OBJETIVO ->
Prosigue el hilo de foro sobre la palabra «riera» a partir de su última frase.

TEXTO PROPORCIONADO ->

/---

Así que puede ser que los que no somos mediterráneos no lleguemos a conocer toda la carga semántica de la palabra si no salimos de viaje.

Chau


----------



## bergamote

Domtom said:


> Bonjour,
> 
> Lo que es raro es que en el Gran Larousse no venga la palabra _riera._ Se les podría proponer que la añadiesen.
> 
> Gracias,
> 
> Domtom


 
El término « riera » no consta en el GL porque se trata de un vocablo catalán que significa: _curso de agua generalmente intermitente por falta de agua en verano, de vertiente de extensión comarcal y de caudal inferior al de un río._

En los diccionarios de la Enciclopedia catalana se traduce por _ruisseau, ravin, ravine._


----------



## Paquita

Aquí en página 13



> .... à des systèmes intermittents de ravins
> 
> *La Baillaury *: Le bassin versant de la Baillaury est très vaste. Il couvre une superficie de 32 km2 . Son bassin est subdivisé en plusieurs sous-bassins. Dans la partie haute, on reconnaît essentiellement : la Baillaury, le ravin des Abeilles, le ravin du Vignés, le ravin de Pouade, et les ravins du Terveau et de la Roume. Les affluents de la partie avale sont le ravin du Val Aug, le ravin du Vall-Panpo et le ravin du Sris. La Baillaury se jette au niveau de la plage principale de Banyuls


----------



## Vergari

Hola:

Buen desafío el tuyo Domtom. Incluso para los bilingües catalán-castellano la traducción es imposible. En efecto,_ riera_ es una palabra catalana que viene de _río_ y es, según la autoridad de la lengua catalana, l'Institut d'Estudis Catalans: "f. [LC] Curs d’aigua per on s’escolen intermitentment les aigües pluvials d’una conca." Como podéis ver, ¡no es una calle! Aunque desgraciadamente por extensión, en el Maresme (comarca cerca de Barcelona) este lecho de agua seco se ha utilizado para construir calles en la costa, como el _rial_. Es un problema de urbanización, claro, es más fácil construir en un terreno que ya tiene la forma de calle. De hecho, en esa zona, por su geografía, las montañas y el mar están muy cerca y por eso se acumula tanta agua cuando hay lluvias torrenciales y es muy peligroso, no sólo coches, también arrasa con personas y inunda las casas (que en esos pueblos suelen estar a la altura de la calle). Un desastre, pero en mi tierra NUNCA construimos sobre las rieras, es de sentido común, a no ser que estén bien canalizadas, y aún así.

\---

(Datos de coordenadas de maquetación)
/---

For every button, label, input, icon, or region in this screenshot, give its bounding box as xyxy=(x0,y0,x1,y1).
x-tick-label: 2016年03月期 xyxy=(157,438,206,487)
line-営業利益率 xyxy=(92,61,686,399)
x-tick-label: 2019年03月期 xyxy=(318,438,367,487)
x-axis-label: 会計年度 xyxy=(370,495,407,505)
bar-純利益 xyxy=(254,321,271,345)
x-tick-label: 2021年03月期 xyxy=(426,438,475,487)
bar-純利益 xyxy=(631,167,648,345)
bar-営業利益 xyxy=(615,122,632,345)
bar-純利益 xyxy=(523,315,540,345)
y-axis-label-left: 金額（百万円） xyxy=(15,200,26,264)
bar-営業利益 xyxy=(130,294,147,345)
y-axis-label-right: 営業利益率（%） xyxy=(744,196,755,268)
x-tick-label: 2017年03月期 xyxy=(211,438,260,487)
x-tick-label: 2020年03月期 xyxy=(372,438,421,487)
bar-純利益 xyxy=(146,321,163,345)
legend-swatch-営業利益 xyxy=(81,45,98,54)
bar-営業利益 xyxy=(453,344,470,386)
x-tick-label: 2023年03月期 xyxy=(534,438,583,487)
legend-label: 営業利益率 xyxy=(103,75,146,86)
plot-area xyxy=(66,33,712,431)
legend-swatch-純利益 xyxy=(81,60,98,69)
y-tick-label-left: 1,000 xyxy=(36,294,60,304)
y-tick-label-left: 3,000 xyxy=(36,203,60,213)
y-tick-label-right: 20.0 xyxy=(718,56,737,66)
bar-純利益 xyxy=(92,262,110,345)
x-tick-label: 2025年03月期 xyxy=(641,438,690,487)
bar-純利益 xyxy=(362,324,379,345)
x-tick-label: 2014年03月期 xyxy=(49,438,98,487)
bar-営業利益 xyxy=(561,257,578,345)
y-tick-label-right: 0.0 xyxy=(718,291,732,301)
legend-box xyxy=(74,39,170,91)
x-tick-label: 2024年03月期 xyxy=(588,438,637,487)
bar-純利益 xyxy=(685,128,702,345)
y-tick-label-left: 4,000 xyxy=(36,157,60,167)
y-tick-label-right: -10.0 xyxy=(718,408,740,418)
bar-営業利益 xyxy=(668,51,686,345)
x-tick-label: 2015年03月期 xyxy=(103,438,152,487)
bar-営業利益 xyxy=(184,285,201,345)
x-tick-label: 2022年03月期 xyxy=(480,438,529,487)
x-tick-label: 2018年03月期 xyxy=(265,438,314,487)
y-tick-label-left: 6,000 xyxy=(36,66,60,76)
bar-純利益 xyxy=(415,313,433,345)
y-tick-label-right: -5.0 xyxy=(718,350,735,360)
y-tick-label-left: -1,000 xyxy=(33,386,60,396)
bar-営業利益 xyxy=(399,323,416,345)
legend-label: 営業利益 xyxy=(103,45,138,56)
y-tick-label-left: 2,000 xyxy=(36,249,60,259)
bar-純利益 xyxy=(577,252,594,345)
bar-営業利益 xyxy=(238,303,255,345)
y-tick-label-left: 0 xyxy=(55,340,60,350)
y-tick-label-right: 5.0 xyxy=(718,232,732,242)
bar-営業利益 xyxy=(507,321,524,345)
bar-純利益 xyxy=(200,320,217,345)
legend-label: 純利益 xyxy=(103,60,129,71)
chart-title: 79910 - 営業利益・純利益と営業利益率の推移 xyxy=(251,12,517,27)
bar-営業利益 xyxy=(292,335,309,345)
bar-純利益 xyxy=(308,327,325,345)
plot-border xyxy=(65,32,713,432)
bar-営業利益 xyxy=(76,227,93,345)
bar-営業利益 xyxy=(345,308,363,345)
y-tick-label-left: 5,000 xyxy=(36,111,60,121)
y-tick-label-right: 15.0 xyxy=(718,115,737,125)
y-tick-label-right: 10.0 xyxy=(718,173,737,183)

\---

RESULTADO ->
Para la zona del sur, donde yo vivo en Tarragona, una riera no puede ser una calle. La riera queda a las afueras. En mi pueblo tenemos la Virgen de la Riera y las chicas también se llaman así: Riera o María Riera, y también es un apellido muy común en Cataluña (véase el futbolista del Espanyol), nombre de varias calles y varios pueblos (véase la Riera del Gaià).
Para nosotros, las rieras que fueron transtornadas en calles son las ramblas (vocablo de orien árabe: _rámla_ "arenal"), aunque sé que para los valencianos, _rambla_ es también nuestra _riera_. 
Nadie en España, que no viva en el Maresme, sabe lo que supone realmente la riera.
El torrente es más bien como unas gargantas que crea precipicios, es más profundo y rocoso, mientras que las rieras pueden ser llanas.
Yo no lo puedo traducir a ninguna lengua, teniendo en cuenta que es una palabra que no significa lo mismo en las diferentes zonas de Cataluña.

Un beso grandote


----------



## Yul

Toute comparaison étant boîteuse, la description qui suit pourrait être assez semblable à cette  fameuse "riera" que Domton a si bien décrit.  

"C'est bien la grande joie de la montagne, cette eau qui roule partout et qu'on ne cesse d'entendre. À Eaux-Bonnes, elle courait de chaque côté de la rue, on l'entendait gronder dans le ravin, bondir en cascades, et dans l'église même, on entendait sous la terre son bruit « volubile et perdu ». Le *gave*, dans la vallée de Laruns, est comme le « sens » du lieu, la résultante de toutes ses forces les plus secrètes."
Alain-Fournier, _Corresp. _[avec Rivière], 1909, p. 96. 
http://www.cnrtl.fr/definition/gave/substantif

Notons que le mot "gave" est mascukin.

Yul


----------



## Cintia&Martine

Buenas noches, bonne nuit,

Non, Yul, lo siento.
Le gave est un torrent de montagne tout à fait normal dans les Pyrénées avec son lit de roches qui ressemble beaucoup au cours d'eau du Canada (enfin je crois).
La gave dePau.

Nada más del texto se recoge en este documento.